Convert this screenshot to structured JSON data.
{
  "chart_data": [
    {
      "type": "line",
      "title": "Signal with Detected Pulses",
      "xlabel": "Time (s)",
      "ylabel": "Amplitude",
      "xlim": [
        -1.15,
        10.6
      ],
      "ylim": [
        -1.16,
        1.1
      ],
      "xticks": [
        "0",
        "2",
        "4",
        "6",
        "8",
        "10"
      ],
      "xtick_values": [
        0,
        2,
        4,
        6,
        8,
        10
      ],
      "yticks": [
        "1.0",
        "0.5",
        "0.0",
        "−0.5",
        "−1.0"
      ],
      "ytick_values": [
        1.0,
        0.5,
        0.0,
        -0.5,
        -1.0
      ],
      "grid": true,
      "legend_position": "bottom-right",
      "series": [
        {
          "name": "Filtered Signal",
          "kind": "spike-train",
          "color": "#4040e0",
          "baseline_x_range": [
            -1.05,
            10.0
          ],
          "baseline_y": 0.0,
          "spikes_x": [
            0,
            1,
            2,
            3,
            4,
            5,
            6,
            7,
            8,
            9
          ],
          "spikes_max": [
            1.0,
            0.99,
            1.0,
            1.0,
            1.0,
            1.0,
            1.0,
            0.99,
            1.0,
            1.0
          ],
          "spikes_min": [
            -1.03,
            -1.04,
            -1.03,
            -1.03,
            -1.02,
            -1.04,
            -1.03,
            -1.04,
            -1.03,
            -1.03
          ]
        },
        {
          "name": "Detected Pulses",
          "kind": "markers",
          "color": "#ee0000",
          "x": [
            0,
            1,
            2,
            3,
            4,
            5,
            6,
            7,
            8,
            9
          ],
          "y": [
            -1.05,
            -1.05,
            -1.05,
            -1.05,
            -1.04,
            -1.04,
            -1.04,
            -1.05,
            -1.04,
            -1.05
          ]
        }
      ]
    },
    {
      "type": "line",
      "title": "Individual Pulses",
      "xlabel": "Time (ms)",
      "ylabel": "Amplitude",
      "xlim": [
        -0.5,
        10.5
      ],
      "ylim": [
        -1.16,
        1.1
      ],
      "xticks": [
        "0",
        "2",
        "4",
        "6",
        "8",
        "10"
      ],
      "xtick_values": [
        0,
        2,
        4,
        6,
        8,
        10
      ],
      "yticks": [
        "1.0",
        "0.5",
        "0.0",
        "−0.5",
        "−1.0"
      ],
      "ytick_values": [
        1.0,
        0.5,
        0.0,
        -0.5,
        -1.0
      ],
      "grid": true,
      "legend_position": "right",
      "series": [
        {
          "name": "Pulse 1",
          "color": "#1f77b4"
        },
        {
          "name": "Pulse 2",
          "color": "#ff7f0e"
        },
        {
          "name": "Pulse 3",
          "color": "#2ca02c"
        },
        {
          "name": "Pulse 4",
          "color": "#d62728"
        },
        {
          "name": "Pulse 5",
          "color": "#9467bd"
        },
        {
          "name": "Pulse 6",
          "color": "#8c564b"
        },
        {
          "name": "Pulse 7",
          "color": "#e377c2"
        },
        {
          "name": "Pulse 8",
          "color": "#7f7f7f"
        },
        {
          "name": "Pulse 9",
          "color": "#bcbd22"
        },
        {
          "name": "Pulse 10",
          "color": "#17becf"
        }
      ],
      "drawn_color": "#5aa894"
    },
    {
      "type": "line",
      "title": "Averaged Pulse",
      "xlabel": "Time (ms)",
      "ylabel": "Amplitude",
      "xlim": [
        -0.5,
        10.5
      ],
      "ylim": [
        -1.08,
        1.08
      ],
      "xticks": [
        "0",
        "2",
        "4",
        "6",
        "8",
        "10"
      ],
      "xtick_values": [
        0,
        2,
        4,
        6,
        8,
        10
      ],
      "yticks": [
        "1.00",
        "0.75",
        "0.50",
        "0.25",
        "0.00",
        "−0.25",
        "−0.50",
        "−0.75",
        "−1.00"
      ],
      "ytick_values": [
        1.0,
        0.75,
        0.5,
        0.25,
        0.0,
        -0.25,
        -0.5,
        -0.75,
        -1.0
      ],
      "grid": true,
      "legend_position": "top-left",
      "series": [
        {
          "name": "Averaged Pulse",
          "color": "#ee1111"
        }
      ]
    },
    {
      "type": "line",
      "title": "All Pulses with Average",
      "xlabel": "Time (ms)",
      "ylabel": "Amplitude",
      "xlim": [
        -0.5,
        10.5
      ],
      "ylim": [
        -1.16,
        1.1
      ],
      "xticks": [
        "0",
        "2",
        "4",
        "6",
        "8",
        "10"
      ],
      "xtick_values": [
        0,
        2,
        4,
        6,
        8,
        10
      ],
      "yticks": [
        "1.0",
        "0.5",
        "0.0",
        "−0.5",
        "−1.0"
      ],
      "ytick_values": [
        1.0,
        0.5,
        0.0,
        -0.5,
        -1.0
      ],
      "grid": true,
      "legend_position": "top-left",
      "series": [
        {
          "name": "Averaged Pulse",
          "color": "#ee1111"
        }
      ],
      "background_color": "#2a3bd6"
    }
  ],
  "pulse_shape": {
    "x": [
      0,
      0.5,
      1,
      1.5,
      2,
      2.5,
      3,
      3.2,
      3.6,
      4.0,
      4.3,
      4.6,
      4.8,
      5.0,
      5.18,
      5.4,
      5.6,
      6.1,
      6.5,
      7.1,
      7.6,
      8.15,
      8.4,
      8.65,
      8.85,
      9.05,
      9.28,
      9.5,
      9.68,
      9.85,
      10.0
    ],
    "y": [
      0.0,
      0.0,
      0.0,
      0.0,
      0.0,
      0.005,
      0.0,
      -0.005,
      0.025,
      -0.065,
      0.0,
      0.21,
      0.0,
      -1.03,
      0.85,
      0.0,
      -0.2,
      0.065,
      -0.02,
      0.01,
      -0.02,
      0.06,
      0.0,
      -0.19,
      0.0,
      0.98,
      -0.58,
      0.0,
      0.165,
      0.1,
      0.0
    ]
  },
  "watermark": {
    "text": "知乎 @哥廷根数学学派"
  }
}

------------------------------------------------

» **What you will do**: Using the data above, return each line exactly as written.

» **Expected answer**:
Convert this screenshot to structured JSON data.
{
  "chart_data": [
    {
      "type": "line",
      "title": "Signal with Detected Pulses",
      "xlabel": "Time (s)",
      "ylabel": "Amplitude",
      "xlim": [
        -1.15,
        10.6
      ],
      "ylim": [
        -1.16,
        1.1
      ],
      "xticks": [
        "0",
        "2",
        "4",
        "6",
        "8",
        "10"
      ],
      "xtick_values": [
        0,
        2,
        4,
        6,
        8,
        10
      ],
      "yticks": [
        "1.0",
        "0.5",
        "0.0",
        "−0.5",
        "−1.0"
      ],
      "ytick_values": [
        1.0,
        0.5,
        0.0,
        -0.5,
        -1.0
      ],
      "grid": true,
      "legend_position": "bottom-right",
      "series": [
        {
          "name": "Filtered Signal",
          "kind": "spike-train",
          "color": "#4040e0",
          "baseline_x_range": [
            -1.05,
            10.0
          ],
          "baseline_y": 0.0,
          "spikes_x": [
            0,
            1,
            2,
            3,
            4,
            5,
            6,
            7,
            8,
            9
          ],
          "spikes_max": [
            1.0,
            0.99,
            1.0,
            1.0,
            1.0,
            1.0,
            1.0,
            0.99,
            1.0,
            1.0
          ],
          "spikes_min": [
            -1.03,
            -1.04,
            -1.03,
            -1.03,
            -1.02,
            -1.04,
            -1.03,
            -1.04,
            -1.03,
            -1.03
          ]
        },
        {
          "name": "Detected Pulses",
          "kind": "markers",
          "color": "#ee0000",
          "x": [
            0,
            1,
            2,
            3,
            4,
            5,
            6,
            7,
            8,
            9
          ],
          "y": [
            -1.05,
            -1.05,
            -1.05,
            -1.05,
            -1.04,
            -1.04,
            -1.04,
            -1.05,
            -1.04,
            -1.05
          ]
        }
      ]
    },
    {
      "type": "line",
      "title": "Individual Pulses",
      "xlabel": "Time (ms)",
      "ylabel": "Amplitude",
      "xlim": [
        -0.5,
        10.5
      ],
      "ylim": [
        -1.16,
        1.1
      ],
      "xticks": [
        "0",
        "2",
        "4",
        "6",
        "8",
        "10"
      ],
      "xtick_values": [
        0,
        2,
        4,
        6,
        8,
        10
      ],
      "yticks": [
        "1.0",
        "0.5",
        "0.0",
        "−0.5",
        "−1.0"
      ],
      "ytick_values": [
        1.0,
        0.5,
        0.0,
        -0.5,
        -1.0
      ],
      "grid": true,
      "legend_position": "right",
      "series": [
        {
          "name": "Pulse 1",
          "color": "#1f77b4"
        },
        {
          "name": "Pulse 2",
          "color": "#ff7f0e"
        },
        {
          "name": "Pulse 3",
          "color": "#2ca02c"
        },
        {
          "name": "Pulse 4",
          "color": "#d62728"
        },
        {
          "name": "Pulse 5",
          "color": "#9467bd"
        },
        {
          "name": "Pulse 6",
          "color": "#8c564b"
        },
        {
          "name": "Pulse 7",
          "color": "#e377c2"
        },
        {
          "name": "Pulse 8",
          "color": "#7f7f7f"
        },
        {
          "name": "Pulse 9",
          "color": "#bcbd22"
        },
        {
          "name": "Pulse 10",
          "color": "#17becf"
        }
      ],
      "drawn_color": "#5aa894"
    },
    {
      "type": "line",
      "title": "Averaged Pulse",
      "xlabel": "Time (ms)",
      "ylabel": "Amplitude",
      "xlim": [
        -0.5,
        10.5
      ],
      "ylim": [
        -1.08,
        1.08
      ],
      "xticks": [
        "0",
        "2",
        "4",
        "6",
        "8",
        "10"
      ],
      "xtick_values": [
        0,
        2,
        4,
        6,
        8,
        10
      ],
      "yticks": [
        "1.00",
        "0.75",
        "0.50",
        "0.25",
        "0.00",
        "−0.25",
        "−0.50",
        "−0.75",
        "−1.00"
      ],
      "ytick_values": [
        1.0,
        0.75,
        0.5,
        0.25,
        0.0,
        -0.25,
        -0.5,
        -0.75,
        -1.0
      ],
      "grid": true,
      "legend_position": "top-left",
      "series": [
        {
          "name": "Averaged Pulse",
          "color": "#ee1111"
        }
      ]
    },
    {
      "type": "line",
      "title": "All Pulses with Average",
      "xlabel": "Time (ms)",
      "ylabel": "Amplitude",
      "xlim": [
        -0.5,
        10.5
      ],
      "ylim": [
        -1.16,
        1.1
      ],
      "xticks": [
        "0",
        "2",
        "4",
        "6",
        "8",
        "10"
      ],
      "xtick_values": [
        0,
        2,
        4,
        6,
        8,
        10
      ],
      "yticks": [
        "1.0",
        "0.5",
        "0.0",
        "−0.5",
        "−1.0"
      ],
      "ytick_values": [
        1.0,
        0.5,
        0.0,
        -0.5,
        -1.0
      ],
      "grid": true,
      "legend_position": "top-left",
      "series": [
        {
          "name": "Averaged Pulse",
          "color": "#ee1111"
        }
      ],
      "background_color": "#2a3bd6"
    }
  ],
  "pulse_shape": {
    "x": [
      0,
      0.5,
      1,
      1.5,
      2,
      2.5,
      3,
      3.2,
      3.6,
      4.0,
      4.3,
      4.6,
      4.8,
      5.0,
      5.18,
      5.4,
      5.6,
      6.1,
      6.5,
      7.1,
      7.6,
      8.15,
      8.4,
      8.65,
      8.85,
      9.05,
      9.28,
      9.5,
      9.68,
      9.85,
      10.0
    ],
    "y": [
      0.0,
      0.0,
      0.0,
      0.0,
      0.0,
      0.005,
      0.0,
      -0.005,
      0.025,
      -0.065,
      0.0,
      0.21,
      0.0,
      -1.03,
      0.85,
      0.0,
      -0.2,
      0.065,
      -0.02,
      0.01,
      -0.02,
      0.06,
      0.0,
      -0.19,
      0.0,
      0.98,
      -0.58,
      0.0,
      0.165,
      0.1,
      0.0
    ]
  },
  "watermark": {
    "text": "知乎 @哥廷根数学学派"
  }
}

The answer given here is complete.